*WHAT IS BEING ASKED*.
In the listing below, find every line containing "true" and copy it out.

Raw records:
========

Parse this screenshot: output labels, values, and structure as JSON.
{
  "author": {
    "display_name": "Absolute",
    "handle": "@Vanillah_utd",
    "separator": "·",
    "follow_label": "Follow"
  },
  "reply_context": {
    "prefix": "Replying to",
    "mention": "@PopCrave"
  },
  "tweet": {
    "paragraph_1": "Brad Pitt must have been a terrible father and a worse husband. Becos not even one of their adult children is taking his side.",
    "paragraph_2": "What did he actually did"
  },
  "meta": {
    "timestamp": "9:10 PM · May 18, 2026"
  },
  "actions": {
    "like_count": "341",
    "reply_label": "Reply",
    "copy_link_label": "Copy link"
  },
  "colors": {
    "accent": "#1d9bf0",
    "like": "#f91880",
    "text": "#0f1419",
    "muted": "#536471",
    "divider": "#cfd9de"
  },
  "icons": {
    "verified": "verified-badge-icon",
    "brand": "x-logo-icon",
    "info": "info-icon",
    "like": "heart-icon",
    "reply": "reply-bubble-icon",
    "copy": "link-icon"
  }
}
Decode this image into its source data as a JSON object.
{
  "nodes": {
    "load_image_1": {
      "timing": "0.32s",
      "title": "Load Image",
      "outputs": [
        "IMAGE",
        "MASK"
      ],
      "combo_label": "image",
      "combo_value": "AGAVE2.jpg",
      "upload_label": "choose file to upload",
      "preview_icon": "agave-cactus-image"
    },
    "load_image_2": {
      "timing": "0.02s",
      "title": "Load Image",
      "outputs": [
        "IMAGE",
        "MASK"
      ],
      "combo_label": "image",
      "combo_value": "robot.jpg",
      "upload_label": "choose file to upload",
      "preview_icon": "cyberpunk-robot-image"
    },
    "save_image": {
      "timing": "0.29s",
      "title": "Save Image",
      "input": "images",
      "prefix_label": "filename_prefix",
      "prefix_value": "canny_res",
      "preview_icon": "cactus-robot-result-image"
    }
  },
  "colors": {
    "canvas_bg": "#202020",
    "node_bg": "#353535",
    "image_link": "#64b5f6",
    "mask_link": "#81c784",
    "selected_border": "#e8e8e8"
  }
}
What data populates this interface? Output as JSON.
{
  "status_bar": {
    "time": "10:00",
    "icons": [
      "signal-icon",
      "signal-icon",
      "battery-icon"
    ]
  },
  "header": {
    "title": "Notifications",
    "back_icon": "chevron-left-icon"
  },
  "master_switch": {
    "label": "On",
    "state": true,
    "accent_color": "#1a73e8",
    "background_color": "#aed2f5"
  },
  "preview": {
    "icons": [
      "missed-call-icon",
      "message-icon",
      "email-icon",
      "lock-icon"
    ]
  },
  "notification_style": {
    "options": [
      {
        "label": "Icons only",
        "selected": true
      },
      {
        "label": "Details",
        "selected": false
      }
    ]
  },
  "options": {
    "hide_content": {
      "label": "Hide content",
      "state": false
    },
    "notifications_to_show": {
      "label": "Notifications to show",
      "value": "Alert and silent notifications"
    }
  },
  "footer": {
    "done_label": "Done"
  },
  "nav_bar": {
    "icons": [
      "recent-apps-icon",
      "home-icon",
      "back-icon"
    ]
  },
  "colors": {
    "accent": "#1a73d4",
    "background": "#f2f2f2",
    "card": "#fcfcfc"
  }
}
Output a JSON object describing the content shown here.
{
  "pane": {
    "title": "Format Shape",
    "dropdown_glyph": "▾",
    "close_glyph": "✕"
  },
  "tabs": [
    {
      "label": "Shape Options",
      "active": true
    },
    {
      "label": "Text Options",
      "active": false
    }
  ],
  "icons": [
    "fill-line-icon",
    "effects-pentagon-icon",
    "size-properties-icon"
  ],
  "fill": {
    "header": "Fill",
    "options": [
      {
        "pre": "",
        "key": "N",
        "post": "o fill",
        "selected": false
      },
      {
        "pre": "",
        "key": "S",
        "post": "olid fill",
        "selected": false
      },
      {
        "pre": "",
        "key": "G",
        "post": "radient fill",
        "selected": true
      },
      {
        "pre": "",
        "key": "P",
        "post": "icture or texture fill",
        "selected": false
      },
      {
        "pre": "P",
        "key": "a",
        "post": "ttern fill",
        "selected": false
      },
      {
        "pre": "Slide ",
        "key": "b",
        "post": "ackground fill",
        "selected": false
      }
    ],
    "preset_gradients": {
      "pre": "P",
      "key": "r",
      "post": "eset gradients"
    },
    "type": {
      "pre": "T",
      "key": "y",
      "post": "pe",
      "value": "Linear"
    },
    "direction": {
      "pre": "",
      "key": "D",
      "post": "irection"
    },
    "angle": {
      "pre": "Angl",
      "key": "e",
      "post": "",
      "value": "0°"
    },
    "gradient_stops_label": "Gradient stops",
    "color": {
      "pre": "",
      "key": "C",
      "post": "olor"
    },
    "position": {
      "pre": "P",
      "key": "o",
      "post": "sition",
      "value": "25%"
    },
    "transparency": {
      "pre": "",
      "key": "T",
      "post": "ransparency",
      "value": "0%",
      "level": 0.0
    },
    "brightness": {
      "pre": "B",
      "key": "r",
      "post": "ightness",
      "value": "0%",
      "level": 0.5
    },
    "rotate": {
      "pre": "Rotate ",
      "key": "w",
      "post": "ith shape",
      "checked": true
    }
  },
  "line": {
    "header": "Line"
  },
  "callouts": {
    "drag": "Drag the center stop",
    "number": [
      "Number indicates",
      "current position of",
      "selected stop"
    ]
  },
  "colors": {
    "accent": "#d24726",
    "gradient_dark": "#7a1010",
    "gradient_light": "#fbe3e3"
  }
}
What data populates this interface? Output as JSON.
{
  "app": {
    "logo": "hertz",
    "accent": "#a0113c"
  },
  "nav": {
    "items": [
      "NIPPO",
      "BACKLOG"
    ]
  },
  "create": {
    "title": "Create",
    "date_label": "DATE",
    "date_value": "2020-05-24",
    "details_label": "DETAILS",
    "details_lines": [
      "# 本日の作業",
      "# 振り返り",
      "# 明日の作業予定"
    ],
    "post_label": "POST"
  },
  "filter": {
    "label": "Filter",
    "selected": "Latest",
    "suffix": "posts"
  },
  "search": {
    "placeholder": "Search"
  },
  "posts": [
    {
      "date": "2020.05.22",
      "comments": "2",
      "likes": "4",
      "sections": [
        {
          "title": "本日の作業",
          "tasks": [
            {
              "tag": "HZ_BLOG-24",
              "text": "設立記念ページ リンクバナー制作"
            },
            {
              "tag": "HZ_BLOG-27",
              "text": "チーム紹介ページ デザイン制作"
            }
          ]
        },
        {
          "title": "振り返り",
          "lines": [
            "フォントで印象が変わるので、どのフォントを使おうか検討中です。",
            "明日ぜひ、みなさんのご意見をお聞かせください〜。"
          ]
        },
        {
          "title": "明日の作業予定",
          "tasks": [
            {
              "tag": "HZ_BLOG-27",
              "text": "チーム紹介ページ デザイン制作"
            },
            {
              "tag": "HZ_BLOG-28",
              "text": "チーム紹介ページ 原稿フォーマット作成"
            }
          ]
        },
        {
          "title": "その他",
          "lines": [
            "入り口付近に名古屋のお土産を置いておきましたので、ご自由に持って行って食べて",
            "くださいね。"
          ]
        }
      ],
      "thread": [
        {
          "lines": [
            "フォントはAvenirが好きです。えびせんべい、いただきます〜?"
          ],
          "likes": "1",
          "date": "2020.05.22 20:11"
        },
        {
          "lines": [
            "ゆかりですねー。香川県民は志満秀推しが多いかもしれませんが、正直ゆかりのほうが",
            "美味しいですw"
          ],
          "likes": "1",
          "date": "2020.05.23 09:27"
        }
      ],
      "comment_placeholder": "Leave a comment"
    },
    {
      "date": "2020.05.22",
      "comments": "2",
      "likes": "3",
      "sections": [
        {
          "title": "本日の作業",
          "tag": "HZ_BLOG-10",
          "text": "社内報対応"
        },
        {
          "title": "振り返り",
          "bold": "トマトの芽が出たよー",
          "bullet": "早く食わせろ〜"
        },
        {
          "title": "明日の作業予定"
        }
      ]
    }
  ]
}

========

*SOLUTION TO THE PROBLEM*.
    "state": true,
        "selected": true
      "active": true
        "selected": true
      "checked": true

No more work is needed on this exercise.